====== Data in this exercise ======
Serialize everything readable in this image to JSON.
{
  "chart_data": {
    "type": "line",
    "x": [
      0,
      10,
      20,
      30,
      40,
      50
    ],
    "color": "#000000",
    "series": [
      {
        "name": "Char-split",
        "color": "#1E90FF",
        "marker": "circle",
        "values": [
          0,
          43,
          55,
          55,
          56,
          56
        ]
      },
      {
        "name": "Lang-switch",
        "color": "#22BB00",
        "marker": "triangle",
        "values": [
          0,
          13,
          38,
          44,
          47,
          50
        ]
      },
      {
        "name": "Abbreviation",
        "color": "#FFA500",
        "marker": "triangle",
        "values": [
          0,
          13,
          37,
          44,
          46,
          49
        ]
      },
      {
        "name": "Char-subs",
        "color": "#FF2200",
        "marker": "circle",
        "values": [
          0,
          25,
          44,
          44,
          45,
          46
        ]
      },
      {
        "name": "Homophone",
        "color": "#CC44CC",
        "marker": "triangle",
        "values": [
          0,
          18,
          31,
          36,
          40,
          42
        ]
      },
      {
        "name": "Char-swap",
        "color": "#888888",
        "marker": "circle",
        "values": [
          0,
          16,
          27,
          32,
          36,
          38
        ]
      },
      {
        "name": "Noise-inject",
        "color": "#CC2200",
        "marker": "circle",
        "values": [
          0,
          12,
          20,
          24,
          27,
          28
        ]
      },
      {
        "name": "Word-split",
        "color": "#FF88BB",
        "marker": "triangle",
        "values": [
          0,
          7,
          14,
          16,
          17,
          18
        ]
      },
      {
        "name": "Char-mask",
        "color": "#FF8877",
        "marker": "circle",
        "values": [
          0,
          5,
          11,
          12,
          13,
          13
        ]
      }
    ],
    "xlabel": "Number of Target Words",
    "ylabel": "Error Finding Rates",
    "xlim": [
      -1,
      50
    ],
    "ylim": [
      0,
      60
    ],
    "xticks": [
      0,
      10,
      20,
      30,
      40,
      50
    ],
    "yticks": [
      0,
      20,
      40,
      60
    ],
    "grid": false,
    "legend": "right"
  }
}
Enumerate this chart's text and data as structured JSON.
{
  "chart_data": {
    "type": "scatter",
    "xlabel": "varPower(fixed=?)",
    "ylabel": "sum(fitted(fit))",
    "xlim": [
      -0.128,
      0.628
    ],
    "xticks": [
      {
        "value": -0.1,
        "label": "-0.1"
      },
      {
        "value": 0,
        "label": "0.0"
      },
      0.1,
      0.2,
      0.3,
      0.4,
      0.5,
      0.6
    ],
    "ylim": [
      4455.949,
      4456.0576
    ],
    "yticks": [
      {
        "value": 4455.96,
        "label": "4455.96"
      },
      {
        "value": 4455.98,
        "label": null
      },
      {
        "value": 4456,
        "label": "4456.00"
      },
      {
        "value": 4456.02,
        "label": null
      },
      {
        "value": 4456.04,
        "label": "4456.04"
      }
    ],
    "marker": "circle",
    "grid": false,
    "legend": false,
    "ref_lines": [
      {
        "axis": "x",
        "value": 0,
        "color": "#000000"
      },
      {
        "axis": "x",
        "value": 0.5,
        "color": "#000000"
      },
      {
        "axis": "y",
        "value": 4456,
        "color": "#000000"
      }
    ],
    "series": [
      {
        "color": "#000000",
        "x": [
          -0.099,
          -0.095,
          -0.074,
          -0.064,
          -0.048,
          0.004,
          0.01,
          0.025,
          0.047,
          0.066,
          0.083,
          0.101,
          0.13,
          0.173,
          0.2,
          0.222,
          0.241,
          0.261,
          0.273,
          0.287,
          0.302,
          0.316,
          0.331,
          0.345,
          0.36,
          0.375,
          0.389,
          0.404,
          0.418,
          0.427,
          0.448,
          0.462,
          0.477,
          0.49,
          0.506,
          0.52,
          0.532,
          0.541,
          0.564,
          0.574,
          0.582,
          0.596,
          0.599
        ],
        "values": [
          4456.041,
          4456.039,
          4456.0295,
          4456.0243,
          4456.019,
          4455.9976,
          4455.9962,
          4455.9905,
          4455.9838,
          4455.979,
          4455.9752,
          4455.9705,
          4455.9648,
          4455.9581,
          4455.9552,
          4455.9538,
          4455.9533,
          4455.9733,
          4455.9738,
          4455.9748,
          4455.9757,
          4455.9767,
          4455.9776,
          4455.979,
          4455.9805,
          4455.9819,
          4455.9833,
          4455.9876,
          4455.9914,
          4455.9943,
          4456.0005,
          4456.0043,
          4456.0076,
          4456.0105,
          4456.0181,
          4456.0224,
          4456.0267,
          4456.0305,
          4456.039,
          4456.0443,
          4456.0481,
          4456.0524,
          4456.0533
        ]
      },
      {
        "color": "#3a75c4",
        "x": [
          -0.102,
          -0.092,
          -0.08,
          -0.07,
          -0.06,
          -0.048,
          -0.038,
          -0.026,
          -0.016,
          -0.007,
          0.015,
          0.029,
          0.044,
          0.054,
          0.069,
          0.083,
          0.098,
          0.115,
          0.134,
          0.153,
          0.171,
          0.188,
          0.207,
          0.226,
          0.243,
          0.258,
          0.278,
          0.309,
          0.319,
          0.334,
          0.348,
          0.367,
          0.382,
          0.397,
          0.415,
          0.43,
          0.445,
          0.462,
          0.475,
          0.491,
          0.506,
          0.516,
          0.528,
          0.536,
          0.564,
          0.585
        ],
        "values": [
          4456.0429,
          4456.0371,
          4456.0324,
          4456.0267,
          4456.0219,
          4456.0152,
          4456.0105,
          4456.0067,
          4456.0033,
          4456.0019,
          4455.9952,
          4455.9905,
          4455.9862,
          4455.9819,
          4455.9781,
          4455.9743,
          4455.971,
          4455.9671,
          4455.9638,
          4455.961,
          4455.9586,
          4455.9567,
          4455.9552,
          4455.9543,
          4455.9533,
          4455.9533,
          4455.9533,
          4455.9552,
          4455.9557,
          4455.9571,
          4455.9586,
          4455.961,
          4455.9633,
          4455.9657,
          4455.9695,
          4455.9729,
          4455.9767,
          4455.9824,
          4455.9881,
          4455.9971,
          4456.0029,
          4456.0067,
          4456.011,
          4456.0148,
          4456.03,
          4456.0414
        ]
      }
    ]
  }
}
======
--- The task ---
Print the material verbatim, all of it.

--- Answer to the problem ---
Serialize everything readable in this image to JSON.
{
  "chart_data": {
    "type": "line",
    "x": [
      0,
      10,
      20,
      30,
      40,
      50
    ],
    "color": "#000000",
    "series": [
      {
        "name": "Char-split",
        "color": "#1E90FF",
        "marker": "circle",
        "values": [
          0,
          43,
          55,
          55,
          56,
          56
        ]
      },
      {
        "name": "Lang-switch",
        "color": "#22BB00",
        "marker": "triangle",
        "values": [
          0,
          13,
          38,
          44,
          47,
          50
        ]
      },
      {
        "name": "Abbreviation",
        "color": "#FFA500",
        "marker": "triangle",
        "values": [
          0,
          13,
          37,
          44,
          46,
          49
        ]
      },
      {
        "name": "Char-subs",
        "color": "#FF2200",
        "marker": "circle",
        "values": [
          0,
          25,
          44,
          44,
          45,
          46
        ]
      },
      {
        "name": "Homophone",
        "color": "#CC44CC",
        "marker": "triangle",
        "values": [
          0,
          18,
          31,
          36,
          40,
          42
        ]
      },
      {
        "name": "Char-swap",
        "color": "#888888",
        "marker": "circle",
        "values": [
          0,
          16,
          27,
          32,
          36,
          38
        ]
      },
      {
        "name": "Noise-inject",
        "color": "#CC2200",
        "marker": "circle",
        "values": [
          0,
          12,
          20,
          24,
          27,
          28
        ]
      },
      {
        "name": "Word-split",
        "color": "#FF88BB",
        "marker": "triangle",
        "values": [
          0,
          7,
          14,
          16,
          17,
          18
        ]
      },
      {
        "name": "Char-mask",
        "color": "#FF8877",
        "marker": "circle",
        "values": [
          0,
          5,
          11,
          12,
          13,
          13
        ]
      }
    ],
    "xlabel": "Number of Target Words",
    "ylabel": "Error Finding Rates",
    "xlim": [
      -1,
      50
    ],
    "ylim": [
      0,
      60
    ],
    "xticks": [
      0,
      10,
      20,
      30,
      40,
      50
    ],
    "yticks": [
      0,
      20,
      40,
      60
    ],
    "grid": false,
    "legend": "right"
  }
}
Enumerate this chart's text and data as structured JSON.
{
  "chart_data": {
    "type": "scatter",
    "xlabel": "varPower(fixed=?)",
    "ylabel": "sum(fitted(fit))",
    "xlim": [
      -0.128,
      0.628
    ],
    "xticks": [
      {
        "value": -0.1,
        "label": "-0.1"
      },
      {
        "value": 0,
        "label": "0.0"
      },
      0.1,
      0.2,
      0.3,
      0.4,
      0.5,
      0.6
    ],
    "ylim": [
      4455.949,
      4456.0576
    ],
    "yticks": [
      {
        "value": 4455.96,
        "label": "4455.96"
      },
      {
        "value": 4455.98,
        "label": null
      },
      {
        "value": 4456,
        "label": "4456.00"
      },
      {
        "value": 4456.02,
        "label": null
      },
      {
        "value": 4456.04,
        "label": "4456.04"
      }
    ],
    "marker": "circle",
    "grid": false,
    "legend": false,
    "ref_lines": [
      {
        "axis": "x",
        "value": 0,
        "color": "#000000"
      },
      {
        "axis": "x",
        "value": 0.5,
        "color": "#000000"
      },
      {
        "axis": "y",
        "value": 4456,
        "color": "#000000"
      }
    ],
    "series": [
      {
        "color": "#000000",
        "x": [
          -0.099,
          -0.095,
          -0.074,
          -0.064,
          -0.048,
          0.004,
          0.01,
          0.025,
          0.047,
          0.066,
          0.083,
          0.101,
          0.13,
          0.173,
          0.2,
          0.222,
          0.241,
          0.261,
          0.273,
          0.287,
          0.302,
          0.316,
          0.331,
          0.345,
          0.36,
          0.375,
          0.389,
          0.404,
          0.418,
          0.427,
          0.448,
          0.462,
          0.477,
          0.49,
          0.506,
          0.52,
          0.532,
          0.541,
          0.564,
          0.574,
          0.582,
          0.596,
          0.599
        ],
        "values": [
          4456.041,
          4456.039,
          4456.0295,
          4456.0243,
          4456.019,
          4455.9976,
          4455.9962,
          4455.9905,
          4455.9838,
          4455.979,
          4455.9752,
          4455.9705,
          4455.9648,
          4455.9581,
          4455.9552,
          4455.9538,
          4455.9533,
          4455.9733,
          4455.9738,
          4455.9748,
          4455.9757,
          4455.9767,
          4455.9776,
          4455.979,
          4455.9805,
          4455.9819,
          4455.9833,
          4455.9876,
          4455.9914,
          4455.9943,
          4456.0005,
          4456.0043,
          4456.0076,
          4456.0105,
          4456.0181,
          4456.0224,
          4456.0267,
          4456.0305,
          4456.039,
          4456.0443,
          4456.0481,
          4456.0524,
          4456.0533
        ]
      },
      {
        "color": "#3a75c4",
        "x": [
          -0.102,
          -0.092,
          -0.08,
          -0.07,
          -0.06,
          -0.048,
          -0.038,
          -0.026,
          -0.016,
          -0.007,
          0.015,
          0.029,
          0.044,
          0.054,
          0.069,
          0.083,
          0.098,
          0.115,
          0.134,
          0.153,
          0.171,
          0.188,
          0.207,
          0.226,
          0.243,
          0.258,
          0.278,
          0.309,
          0.319,
          0.334,
          0.348,
          0.367,
          0.382,
          0.397,
          0.415,
          0.43,
          0.445,
          0.462,
          0.475,
          0.491,
          0.506,
          0.516,
          0.528,
          0.536,
          0.564,
          0.585
        ],
        "values": [
          4456.0429,
          4456.0371,
          4456.0324,
          4456.0267,
          4456.0219,
          4456.0152,
          4456.0105,
          4456.0067,
          4456.0033,
          4456.0019,
          4455.9952,
          4455.9905,
          4455.9862,
          4455.9819,
          4455.9781,
          4455.9743,
          4455.971,
          4455.9671,
          4455.9638,
          4455.961,
          4455.9586,
          4455.9567,
          4455.9552,
          4455.9543,
          4455.9533,
          4455.9533,
          4455.9533,
          4455.9552,
          4455.9557,
          4455.9571,
          4455.9586,
          4455.961,
          4455.9633,
          4455.9657,
          4455.9695,
          4455.9729,
          4455.9767,
          4455.9824,
          4455.9881,
          4455.9971,
          4456.0029,
          4456.0067,
          4456.011,
          4456.0148,
          4456.03,
          4456.0414
        ]
      }
    ]
  }
}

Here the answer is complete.